■ **EXERCISE REQUIREMENTS**:
Duplicate the record lines verbatim, beginning at the line that contains "bookmark-icon[interactable] [90, 60, 104, 73]" and stopping after the line that contains "fullscreen-icon[interactable]: ⤢ [705, 443, 713, 454]".

■ **DATA SHOWN**:
◆ ◆ ◆ ◆

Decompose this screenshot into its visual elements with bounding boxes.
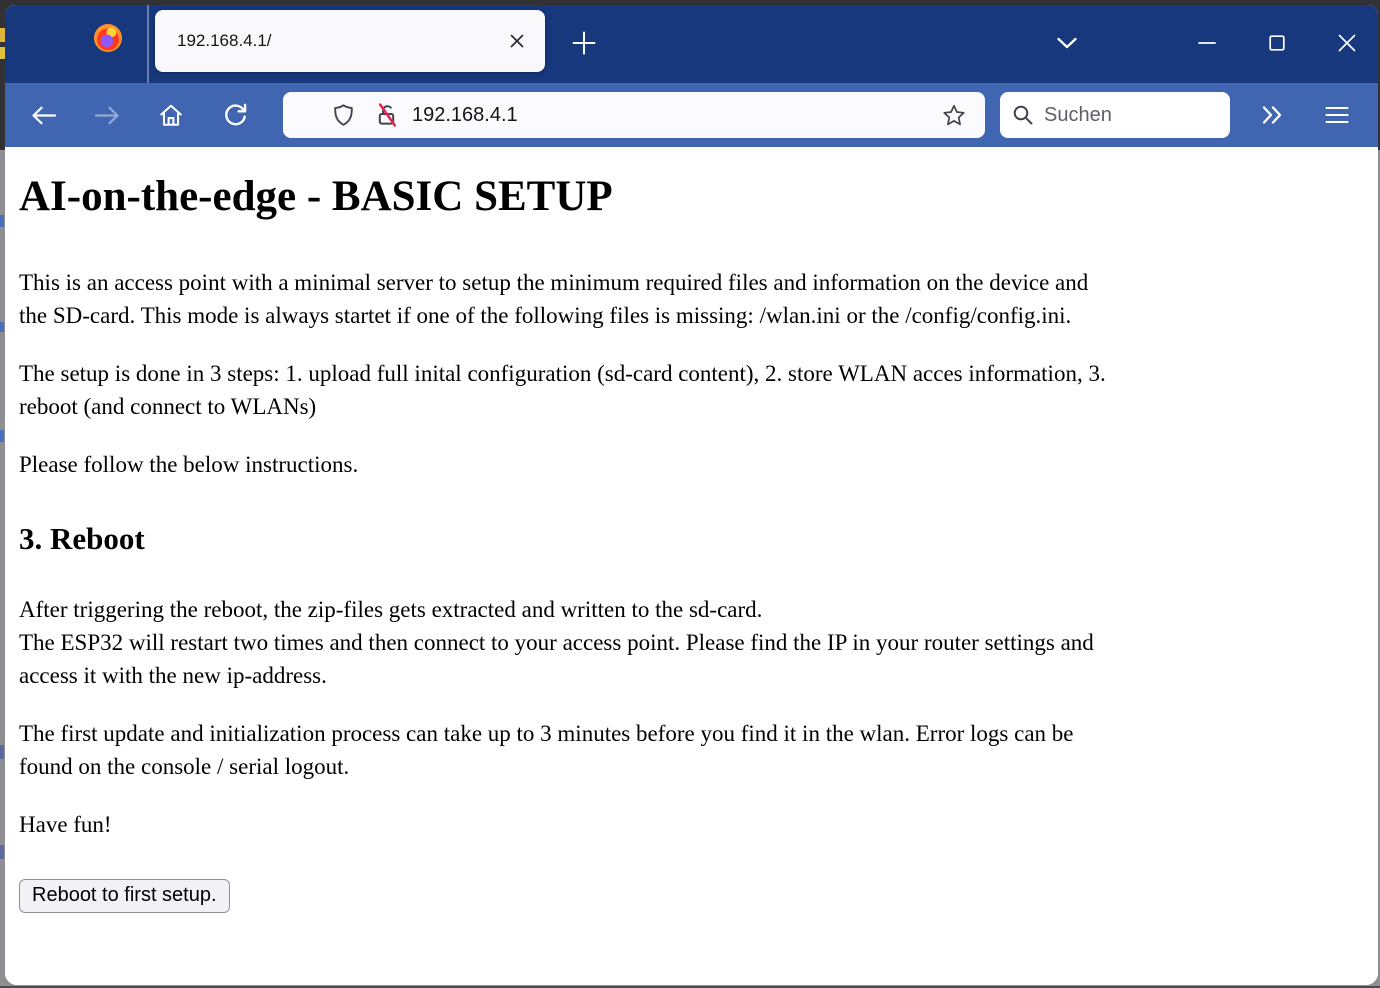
window-minimize-button[interactable]	[1186, 23, 1228, 63]
follow-instructions-text: Please follow the below instructions.	[19, 448, 1364, 481]
desktop-fragment	[0, 322, 4, 332]
connection-insecure-button[interactable]	[374, 102, 400, 128]
hamburger-menu-icon	[1325, 106, 1349, 124]
button-row: Reboot to first setup.	[19, 879, 1364, 913]
close-icon	[510, 34, 524, 48]
back-arrow-icon	[30, 105, 57, 126]
address-bar[interactable]: 192.168.4.1	[283, 92, 985, 138]
desktop-fragment	[0, 215, 4, 227]
url-text[interactable]: 192.168.4.1	[412, 104, 937, 127]
page-content: AI-on-the-edge - BASIC SETUP This is an …	[5, 147, 1378, 985]
desktop-fragment	[0, 430, 4, 442]
search-icon	[1012, 104, 1034, 126]
back-button[interactable]	[21, 83, 65, 147]
tab-close-button[interactable]	[503, 27, 531, 55]
browser-tab[interactable]: 192.168.4.1/	[155, 10, 545, 72]
forward-button[interactable]	[85, 83, 129, 147]
have-fun-text: Have fun!	[19, 808, 1364, 841]
tab-title: 192.168.4.1/	[177, 31, 272, 51]
maximize-icon	[1269, 35, 1285, 51]
star-icon	[942, 103, 966, 127]
window-maximize-button[interactable]	[1256, 23, 1298, 63]
forward-arrow-icon	[94, 105, 121, 126]
home-icon	[158, 103, 184, 127]
browser-titlebar: 192.168.4.1/	[5, 5, 1378, 83]
page-title: AI-on-the-edge - BASIC SETUP	[19, 173, 1364, 221]
browser-window: 192.168.4.1/	[5, 5, 1378, 985]
list-all-tabs-button[interactable]	[1051, 29, 1083, 57]
insecure-lock-icon	[374, 102, 400, 128]
new-tab-button[interactable]	[568, 27, 600, 59]
home-button[interactable]	[149, 83, 193, 147]
desktop-fragment	[0, 745, 4, 759]
reload-button[interactable]	[213, 83, 257, 147]
first-update-paragraph: The first update and initialization proc…	[19, 717, 1364, 783]
search-input[interactable]	[1044, 104, 1218, 127]
search-bar[interactable]	[1000, 92, 1230, 138]
desktop-fragment	[0, 845, 4, 859]
overflow-menu-button[interactable]	[1252, 97, 1292, 133]
navigation-toolbar: 192.168.4.1	[5, 83, 1378, 147]
reboot-button[interactable]: Reboot to first setup.	[19, 879, 230, 913]
steps-paragraph: The setup is done in 3 steps: 1. upload …	[19, 357, 1364, 423]
bookmark-star-button[interactable]	[937, 98, 971, 132]
tracking-protection-shield-icon[interactable]	[331, 103, 356, 128]
firefox-logo-icon	[94, 24, 122, 52]
tab-strip-separator	[147, 5, 149, 83]
close-icon	[1338, 34, 1356, 52]
intro-paragraph: This is an access point with a minimal s…	[19, 266, 1364, 332]
plus-icon	[571, 30, 597, 56]
reboot-info-paragraph: After triggering the reboot, the zip-fil…	[19, 593, 1364, 692]
app-menu-button[interactable]	[1317, 97, 1357, 133]
reload-icon	[222, 102, 248, 128]
double-chevron-right-icon	[1261, 105, 1283, 125]
minimize-icon	[1198, 41, 1216, 45]
section-heading-reboot: 3. Reboot	[19, 521, 1364, 557]
chevron-down-icon	[1056, 37, 1078, 49]
window-close-button[interactable]	[1326, 23, 1368, 63]
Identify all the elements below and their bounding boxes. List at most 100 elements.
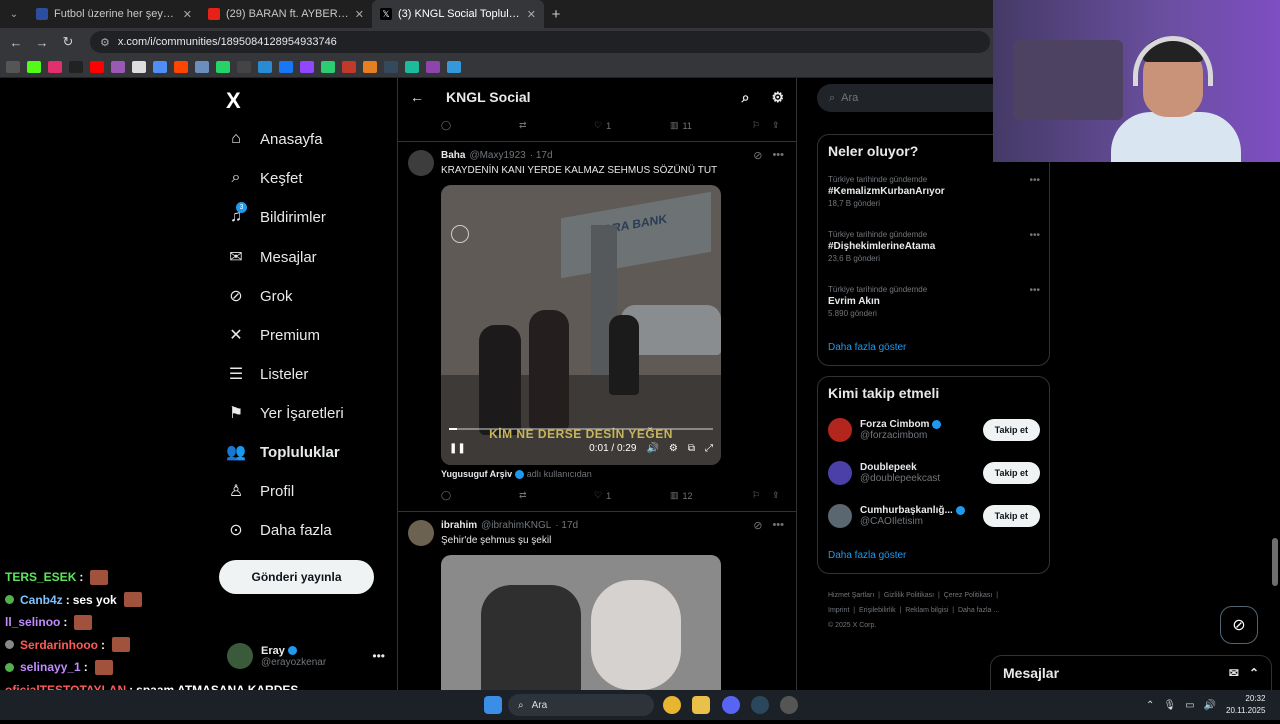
bookmark-icon[interactable] [90, 60, 104, 73]
footer-link[interactable]: Reklam bilgisi [905, 607, 948, 614]
show-more-link[interactable]: Daha fazla göster [828, 342, 906, 353]
footer-link[interactable]: Hizmet Şartları [828, 592, 874, 599]
more-dots-icon[interactable]: ••• [1029, 175, 1040, 186]
fullscreen-icon[interactable]: ⤢ [705, 443, 713, 454]
new-tab-icon[interactable]: + [544, 6, 568, 23]
sidebar-item-lists[interactable]: ☰ Listeler [226, 364, 309, 384]
follow-suggestion[interactable]: Cumhurbaşkanlığ... @CAOIletisim Takip et [828, 504, 1040, 528]
search-input[interactable]: ⌕ Ara [817, 84, 1017, 112]
sidebar-item-explore[interactable]: ⌕ Keşfet [226, 169, 303, 187]
sidebar-item-more[interactable]: ⊙ Daha fazla [226, 520, 331, 540]
chevron-up-icon[interactable]: ⌃ [1249, 666, 1259, 680]
trend-item[interactable]: Türkiye tarihinde gündemde #Dişhekimleri… [828, 230, 1040, 263]
follow-suggestion[interactable]: Doublepeek @doublepeekcast Takip et [828, 461, 1040, 485]
follow-button[interactable]: Takip et [982, 462, 1040, 484]
pause-icon[interactable]: ❚❚ [449, 443, 466, 454]
bookmark-icon[interactable] [27, 60, 41, 73]
chevron-up-icon[interactable]: ⌃ [1146, 700, 1154, 711]
bookmark-icon[interactable]: ⚐ [752, 490, 772, 501]
trend-item[interactable]: Türkiye tarihinde gündemde #KemalizmKurb… [828, 175, 1040, 208]
video-player[interactable]: TARA BANK KİM NE DERSE DESİN YEĞEN ❚❚ 0:… [441, 185, 721, 465]
monitor-icon[interactable]: ▭ [1185, 700, 1194, 711]
url-field[interactable]: ⚙ x.com/i/communities/189508412895493374… [90, 31, 990, 53]
reply-icon[interactable]: ◯ [441, 490, 519, 501]
footer-link[interactable]: Erişilebilirlik [859, 607, 896, 614]
sidebar-item-notifications[interactable]: ♫ 3 Bildirimler [226, 202, 326, 226]
bookmark-icon[interactable] [48, 60, 62, 73]
like-button[interactable]: ♡ 1 [594, 120, 670, 131]
follow-button[interactable]: Takip et [982, 505, 1040, 527]
bookmark-icon[interactable] [426, 60, 440, 73]
bookmark-icon[interactable] [111, 60, 125, 73]
bookmark-icon[interactable] [258, 60, 272, 73]
bookmark-icon[interactable] [69, 60, 83, 73]
footer-link[interactable]: Gizlilik Politikası [884, 592, 934, 599]
footer-link[interactable]: Imprint [828, 607, 849, 614]
more-dots-icon[interactable]: ••• [772, 149, 784, 162]
bookmark-icon[interactable] [447, 60, 461, 73]
site-info-icon[interactable]: ⚙ [100, 36, 110, 49]
taskbar-search[interactable]: ⌕ Ara [508, 694, 654, 716]
bookmark-icon[interactable] [363, 60, 377, 73]
footer-link[interactable]: Çerez Politikası [944, 592, 993, 599]
windows-start-icon[interactable] [484, 696, 502, 714]
views-button[interactable]: ▥ 12 [670, 490, 752, 501]
bookmark-icon[interactable] [216, 60, 230, 73]
retweet-icon[interactable]: ⇄ [519, 490, 594, 501]
bookmark-icon[interactable] [237, 60, 251, 73]
bookmark-icon[interactable] [321, 60, 335, 73]
close-tab-icon[interactable]: ✕ [355, 8, 364, 21]
settings-icon[interactable]: ⚙ [771, 89, 784, 106]
apps-icon[interactable] [6, 60, 20, 73]
bookmark-icon[interactable] [384, 60, 398, 73]
more-dots-icon[interactable]: ••• [1029, 285, 1040, 296]
steam-icon[interactable] [751, 696, 769, 714]
views-button[interactable]: ▥ 11 [670, 120, 752, 131]
video-progress-bar[interactable] [449, 428, 713, 430]
microphone-icon[interactable]: 🎙 [1163, 700, 1176, 711]
search-icon[interactable]: ⌕ [742, 89, 750, 106]
browser-tab-1[interactable]: Futbol üzerine her şey: Piyasa D ✕ [28, 0, 200, 28]
avatar[interactable] [408, 520, 434, 546]
bookmark-icon[interactable]: ⚐ [752, 120, 772, 131]
browser-tab-3[interactable]: 𝕏 (3) KNGL Social Topluluk / X ✕ [372, 0, 544, 28]
grok-icon[interactable]: ⊘ [1220, 606, 1258, 644]
bookmark-icon[interactable] [153, 60, 167, 73]
app-icon[interactable] [780, 696, 798, 714]
like-button[interactable]: ♡ 1 [594, 490, 670, 501]
back-arrow-icon[interactable]: ← [410, 89, 424, 105]
sidebar-item-grok[interactable]: ⊘ Grok [226, 286, 292, 306]
more-dots-icon[interactable]: ••• [1029, 230, 1040, 241]
grok-icon[interactable]: ⊘ [753, 519, 762, 532]
sidebar-item-bookmarks[interactable]: ⚑ Yer İşaretleri [226, 403, 344, 423]
browser-tab-2[interactable]: (29) BARAN ft. AYBERK - BEHZA ✕ [200, 0, 372, 28]
settings-icon[interactable]: ⚙ [669, 443, 678, 454]
share-icon[interactable]: ⇪ [772, 490, 780, 501]
close-tab-icon[interactable]: ✕ [183, 8, 192, 21]
sidebar-item-home[interactable]: ⌂ Anasayfa [226, 130, 322, 148]
sidebar-item-profile[interactable]: ♙ Profil [226, 481, 294, 501]
avatar[interactable] [408, 150, 434, 176]
sidebar-item-premium[interactable]: ✕ Premium [226, 325, 320, 345]
volume-icon[interactable]: 🔊 [646, 443, 658, 454]
sidebar-item-messages[interactable]: ✉ Mesajlar [226, 247, 316, 267]
tab-search-icon[interactable]: ⌄ [0, 9, 28, 20]
more-dots-icon[interactable]: ••• [772, 519, 784, 532]
show-more-link[interactable]: Daha fazla göster [828, 550, 906, 561]
back-arrow-icon[interactable]: ← [6, 35, 26, 50]
grok-icon[interactable]: ⊘ [753, 149, 762, 162]
share-icon[interactable]: ⇪ [772, 120, 780, 131]
tweet-author-handle[interactable]: @ibrahimKNGL [481, 520, 551, 531]
bookmark-icon[interactable] [279, 60, 293, 73]
tweet-author-handle[interactable]: @Maxy1923 [469, 150, 525, 161]
video-player[interactable] [441, 555, 721, 690]
follow-suggestion[interactable]: Forza Cimbom @forzacimbom Takip et [828, 418, 1040, 442]
bookmark-icon[interactable] [342, 60, 356, 73]
scrollbar[interactable] [1272, 538, 1278, 586]
x-logo-icon[interactable]: X [226, 88, 241, 114]
bookmark-icon[interactable] [195, 60, 209, 73]
bookmark-icon[interactable] [132, 60, 146, 73]
volume-icon[interactable]: 🔊 [1204, 700, 1216, 711]
taskbar-clock[interactable]: 20:32 20.11.2025 [1226, 693, 1265, 717]
reply-icon[interactable]: ◯ [441, 120, 519, 131]
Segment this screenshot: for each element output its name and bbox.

◆ ◆ ◆ ◆

■ **WORKED SOLUTION**:
bookmark-icon[interactable] [90, 60, 104, 73]
footer-link[interactable]: Reklam bilgisi [905, 607, 948, 614]
show-more-link[interactable]: Daha fazla göster [828, 342, 906, 353]
footer-link[interactable]: Hizmet Şartları [828, 592, 874, 599]
more-dots-icon[interactable]: ••• [1029, 175, 1040, 186]
fullscreen-icon[interactable]: ⤢ [705, 443, 713, 454]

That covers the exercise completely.